* **WHAT NEEDS TO BE DONE**:
Give a verbatim copy of the lines below, minus the pictures.

Part of a data file:

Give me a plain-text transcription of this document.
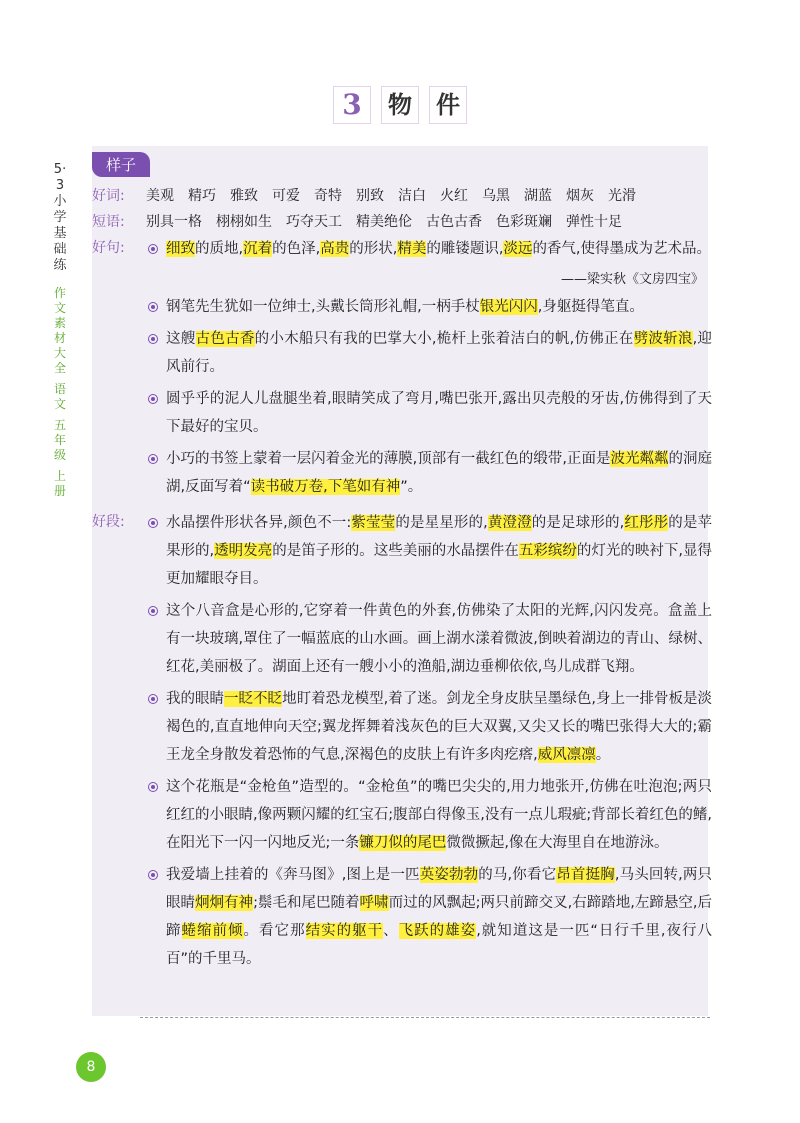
3 物 件
5·3小学基础练
作文素材大全
语文
五年级
上册
样子
好词:	美观 精巧 雅致 可爱 奇特 别致 洁白 火红 乌黑 湖蓝 烟灰 光滑
短语:	别具一格 栩栩如生 巧夺天工 精美绝伦 古色古香 色彩斑斓 弹性十足
好句:	细致的质地,沉着的色泽,高贵的形状,精美的雕镂题识,淡远的香气,使得墨成为艺术品。
——梁实秋《文房四宝》
钢笔先生犹如一位绅士,头戴长筒形礼帽,一柄手杖银光闪闪,身躯挺得笔直。
这艘古色古香的小木船只有我的巴掌大小,桅杆上张着洁白的帆,仿佛正在劈波斩浪,迎风前行。
圆乎乎的泥人儿盘腿坐着,眼睛笑成了弯月,嘴巴张开,露出贝壳般的牙齿,仿佛得到了天下最好的宝贝。
小巧的书签上蒙着一层闪着金光的薄膜,顶部有一截红色的缎带,正面是波光粼粼的洞庭湖,反面写着“读书破万卷,下笔如有神”。
好段:	水晶摆件形状各异,颜色不一:紫莹莹的是星星形的,黄澄澄的是足球形的,红彤彤的是苹果形的,透明发亮的是笛子形的。这些美丽的水晶摆件在五彩缤纷的灯光的映衬下,显得更加耀眼夺目。
这个八音盒是心形的,它穿着一件黄色的外套,仿佛染了太阳的光辉,闪闪发亮。盒盖上有一块玻璃,罩住了一幅蓝底的山水画。画上湖水漾着微波,倒映着湖边的青山、绿树、红花,美丽极了。湖面上还有一艘小小的渔船,湖边垂柳依依,鸟儿成群飞翔。
我的眼睛一眨不眨地盯着恐龙模型,着了迷。剑龙全身皮肤呈墨绿色,身上一排骨板是淡褐色的,直直地伸向天空;翼龙挥舞着浅灰色的巨大双翼,又尖又长的嘴巴张得大大的;霸王龙全身散发着恐怖的气息,深褐色的皮肤上有许多肉疙瘩,威风凛凛。
这个花瓶是“金枪鱼”造型的。“金枪鱼”的嘴巴尖尖的,用力地张开,仿佛在吐泡泡;两只红红的小眼睛,像两颗闪耀的红宝石;腹部白得像玉,没有一点儿瑕疵;背部长着红色的鳍,在阳光下一闪一闪地反光;一条镰刀似的尾巴微微撅起,像在大海里自在地游泳。
我爱墙上挂着的《奔马图》,图上是一匹英姿勃勃的马,你看它昂首挺胸,马头回转,两只眼睛炯炯有神;鬃毛和尾巴随着呼啸而过的风飘起;两只前蹄交叉,右蹄踏地,左蹄悬空,后蹄蜷缩前倾。看它那结实的躯干、飞跃的雄姿,就知道这是一匹“日行千里,夜行八百”的千里马。
8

* **EXERCISE SOLUTION**:
Give me a plain-text transcription of this document.
3 物 件
5·3小学基础练
作文素材大全
语文
五年级
上册
样子
好词:	美观 精巧 雅致 可爱 奇特 别致 洁白 火红 乌黑 湖蓝 烟灰 光滑
短语:	别具一格 栩栩如生 巧夺天工 精美绝伦 古色古香 色彩斑斓 弹性十足
好句:	细致的质地,沉着的色泽,高贵的形状,精美的雕镂题识,淡远的香气,使得墨成为艺术品。
——梁实秋《文房四宝》
钢笔先生犹如一位绅士,头戴长筒形礼帽,一柄手杖银光闪闪,身躯挺得笔直。
这艘古色古香的小木船只有我的巴掌大小,桅杆上张着洁白的帆,仿佛正在劈波斩浪,迎风前行。
圆乎乎的泥人儿盘腿坐着,眼睛笑成了弯月,嘴巴张开,露出贝壳般的牙齿,仿佛得到了天下最好的宝贝。
小巧的书签上蒙着一层闪着金光的薄膜,顶部有一截红色的缎带,正面是波光粼粼的洞庭湖,反面写着“读书破万卷,下笔如有神”。
好段:	水晶摆件形状各异,颜色不一:紫莹莹的是星星形的,黄澄澄的是足球形的,红彤彤的是苹果形的,透明发亮的是笛子形的。这些美丽的水晶摆件在五彩缤纷的灯光的映衬下,显得更加耀眼夺目。
这个八音盒是心形的,它穿着一件黄色的外套,仿佛染了太阳的光辉,闪闪发亮。盒盖上有一块玻璃,罩住了一幅蓝底的山水画。画上湖水漾着微波,倒映着湖边的青山、绿树、红花,美丽极了。湖面上还有一艘小小的渔船,湖边垂柳依依,鸟儿成群飞翔。
我的眼睛一眨不眨地盯着恐龙模型,着了迷。剑龙全身皮肤呈墨绿色,身上一排骨板是淡褐色的,直直地伸向天空;翼龙挥舞着浅灰色的巨大双翼,又尖又长的嘴巴张得大大的;霸王龙全身散发着恐怖的气息,深褐色的皮肤上有许多肉疙瘩,威风凛凛。
这个花瓶是“金枪鱼”造型的。“金枪鱼”的嘴巴尖尖的,用力地张开,仿佛在吐泡泡;两只红红的小眼睛,像两颗闪耀的红宝石;腹部白得像玉,没有一点儿瑕疵;背部长着红色的鳍,在阳光下一闪一闪地反光;一条镰刀似的尾巴微微撅起,像在大海里自在地游泳。
我爱墙上挂着的《奔马图》,图上是一匹英姿勃勃的马,你看它昂首挺胸,马头回转,两只眼睛炯炯有神;鬃毛和尾巴随着呼啸而过的风飘起;两只前蹄交叉,右蹄踏地,左蹄悬空,后蹄蜷缩前倾。看它那结实的躯干、飞跃的雄姿,就知道这是一匹“日行千里,夜行八百”的千里马。
8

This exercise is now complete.